## GIVEN TASK
Repeat the entire listing exactly.
[Start]
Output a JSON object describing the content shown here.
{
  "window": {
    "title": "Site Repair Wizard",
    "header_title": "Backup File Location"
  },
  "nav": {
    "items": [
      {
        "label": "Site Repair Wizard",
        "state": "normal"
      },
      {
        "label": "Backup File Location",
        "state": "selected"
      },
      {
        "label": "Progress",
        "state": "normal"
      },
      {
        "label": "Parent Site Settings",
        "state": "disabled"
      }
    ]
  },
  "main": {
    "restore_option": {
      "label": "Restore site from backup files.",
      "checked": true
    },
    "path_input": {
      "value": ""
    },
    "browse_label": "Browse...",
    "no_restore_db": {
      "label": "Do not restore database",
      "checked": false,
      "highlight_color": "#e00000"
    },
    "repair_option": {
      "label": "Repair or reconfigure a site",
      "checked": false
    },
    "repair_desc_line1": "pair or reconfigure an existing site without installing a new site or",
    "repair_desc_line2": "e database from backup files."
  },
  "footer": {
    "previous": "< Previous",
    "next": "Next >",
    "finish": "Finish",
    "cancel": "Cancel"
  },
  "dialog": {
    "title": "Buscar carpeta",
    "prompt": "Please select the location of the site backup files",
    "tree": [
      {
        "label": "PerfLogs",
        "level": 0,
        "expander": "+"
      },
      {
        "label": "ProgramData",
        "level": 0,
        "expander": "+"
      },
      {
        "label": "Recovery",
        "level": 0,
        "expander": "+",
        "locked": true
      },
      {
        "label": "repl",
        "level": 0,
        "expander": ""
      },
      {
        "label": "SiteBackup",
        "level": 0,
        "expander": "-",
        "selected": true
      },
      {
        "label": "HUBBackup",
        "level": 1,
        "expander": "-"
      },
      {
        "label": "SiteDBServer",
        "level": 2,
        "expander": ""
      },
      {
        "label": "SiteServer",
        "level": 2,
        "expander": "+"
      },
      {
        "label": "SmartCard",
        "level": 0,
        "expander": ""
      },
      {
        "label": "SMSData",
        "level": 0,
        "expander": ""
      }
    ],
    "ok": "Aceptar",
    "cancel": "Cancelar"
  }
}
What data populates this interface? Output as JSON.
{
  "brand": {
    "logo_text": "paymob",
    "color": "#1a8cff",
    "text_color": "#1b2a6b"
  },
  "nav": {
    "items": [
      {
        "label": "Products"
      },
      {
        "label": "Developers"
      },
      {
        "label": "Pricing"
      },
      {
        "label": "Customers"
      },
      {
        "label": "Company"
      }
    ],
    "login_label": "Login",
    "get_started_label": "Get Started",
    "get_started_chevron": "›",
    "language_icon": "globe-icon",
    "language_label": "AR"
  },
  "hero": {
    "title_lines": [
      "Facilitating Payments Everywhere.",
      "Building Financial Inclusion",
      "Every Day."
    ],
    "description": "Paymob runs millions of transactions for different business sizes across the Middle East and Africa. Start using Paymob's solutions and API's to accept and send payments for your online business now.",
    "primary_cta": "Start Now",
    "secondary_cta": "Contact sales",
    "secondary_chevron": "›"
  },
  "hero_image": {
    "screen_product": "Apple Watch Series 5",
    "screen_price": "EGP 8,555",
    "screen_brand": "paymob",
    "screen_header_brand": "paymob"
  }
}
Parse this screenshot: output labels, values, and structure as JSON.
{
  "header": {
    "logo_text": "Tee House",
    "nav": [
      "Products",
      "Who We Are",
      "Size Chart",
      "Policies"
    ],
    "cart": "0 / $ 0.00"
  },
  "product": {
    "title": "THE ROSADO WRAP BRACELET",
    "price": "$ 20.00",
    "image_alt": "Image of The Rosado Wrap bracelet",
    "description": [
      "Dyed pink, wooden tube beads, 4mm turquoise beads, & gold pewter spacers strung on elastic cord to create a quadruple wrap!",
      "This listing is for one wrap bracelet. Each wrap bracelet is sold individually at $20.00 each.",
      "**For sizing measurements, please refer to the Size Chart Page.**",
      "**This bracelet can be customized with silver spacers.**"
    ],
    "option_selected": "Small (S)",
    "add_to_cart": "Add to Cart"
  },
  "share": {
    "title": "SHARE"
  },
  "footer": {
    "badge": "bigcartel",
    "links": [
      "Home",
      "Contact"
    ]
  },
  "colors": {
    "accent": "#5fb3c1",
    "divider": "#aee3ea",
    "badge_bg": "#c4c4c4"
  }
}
[End]
## EXPECTED ANSWER
Output a JSON object describing the content shown here.
{
  "window": {
    "title": "Site Repair Wizard",
    "header_title": "Backup File Location"
  },
  "nav": {
    "items": [
      {
        "label": "Site Repair Wizard",
        "state": "normal"
      },
      {
        "label": "Backup File Location",
        "state": "selected"
      },
      {
        "label": "Progress",
        "state": "normal"
      },
      {
        "label": "Parent Site Settings",
        "state": "disabled"
      }
    ]
  },
  "main": {
    "restore_option": {
      "label": "Restore site from backup files.",
      "checked": true
    },
    "path_input": {
      "value": ""
    },
    "browse_label": "Browse...",
    "no_restore_db": {
      "label": "Do not restore database",
      "checked": false,
      "highlight_color": "#e00000"
    },
    "repair_option": {
      "label": "Repair or reconfigure a site",
      "checked": false
    },
    "repair_desc_line1": "pair or reconfigure an existing site without installing a new site or",
    "repair_desc_line2": "e database from backup files."
  },
  "footer": {
    "previous": "< Previous",
    "next": "Next >",
    "finish": "Finish",
    "cancel": "Cancel"
  },
  "dialog": {
    "title": "Buscar carpeta",
    "prompt": "Please select the location of the site backup files",
    "tree": [
      {
        "label": "PerfLogs",
        "level": 0,
        "expander": "+"
      },
      {
        "label": "ProgramData",
        "level": 0,
        "expander": "+"
      },
      {
        "label": "Recovery",
        "level": 0,
        "expander": "+",
        "locked": true
      },
      {
        "label": "repl",
        "level": 0,
        "expander": ""
      },
      {
        "label": "SiteBackup",
        "level": 0,
        "expander": "-",
        "selected": true
      },
      {
        "label": "HUBBackup",
        "level": 1,
        "expander": "-"
      },
      {
        "label": "SiteDBServer",
        "level": 2,
        "expander": ""
      },
      {
        "label": "SiteServer",
        "level": 2,
        "expander": "+"
      },
      {
        "label": "SmartCard",
        "level": 0,
        "expander": ""
      },
      {
        "label": "SMSData",
        "level": 0,
        "expander": ""
      }
    ],
    "ok": "Aceptar",
    "cancel": "Cancelar"
  }
}
What data populates this interface? Output as JSON.
{
  "brand": {
    "logo_text": "paymob",
    "color": "#1a8cff",
    "text_color": "#1b2a6b"
  },
  "nav": {
    "items": [
      {
        "label": "Products"
      },
      {
        "label": "Developers"
      },
      {
        "label": "Pricing"
      },
      {
        "label": "Customers"
      },
      {
        "label": "Company"
      }
    ],
    "login_label": "Login",
    "get_started_label": "Get Started",
    "get_started_chevron": "›",
    "language_icon": "globe-icon",
    "language_label": "AR"
  },
  "hero": {
    "title_lines": [
      "Facilitating Payments Everywhere.",
      "Building Financial Inclusion",
      "Every Day."
    ],
    "description": "Paymob runs millions of transactions for different business sizes across the Middle East and Africa. Start using Paymob's solutions and API's to accept and send payments for your online business now.",
    "primary_cta": "Start Now",
    "secondary_cta": "Contact sales",
    "secondary_chevron": "›"
  },
  "hero_image": {
    "screen_product": "Apple Watch Series 5",
    "screen_price": "EGP 8,555",
    "screen_brand": "paymob",
    "screen_header_brand": "paymob"
  }
}
Parse this screenshot: output labels, values, and structure as JSON.
{
  "header": {
    "logo_text": "Tee House",
    "nav": [
      "Products",
      "Who We Are",
      "Size Chart",
      "Policies"
    ],
    "cart": "0 / $ 0.00"
  },
  "product": {
    "title": "THE ROSADO WRAP BRACELET",
    "price": "$ 20.00",
    "image_alt": "Image of The Rosado Wrap bracelet",
    "description": [
      "Dyed pink, wooden tube beads, 4mm turquoise beads, & gold pewter spacers strung on elastic cord to create a quadruple wrap!",
      "This listing is for one wrap bracelet. Each wrap bracelet is sold individually at $20.00 each.",
      "**For sizing measurements, please refer to the Size Chart Page.**",
      "**This bracelet can be customized with silver spacers.**"
    ],
    "option_selected": "Small (S)",
    "add_to_cart": "Add to Cart"
  },
  "share": {
    "title": "SHARE"
  },
  "footer": {
    "badge": "bigcartel",
    "links": [
      "Home",
      "Contact"
    ]
  },
  "colors": {
    "accent": "#5fb3c1",
    "divider": "#aee3ea",
    "badge_bg": "#c4c4c4"
  }
}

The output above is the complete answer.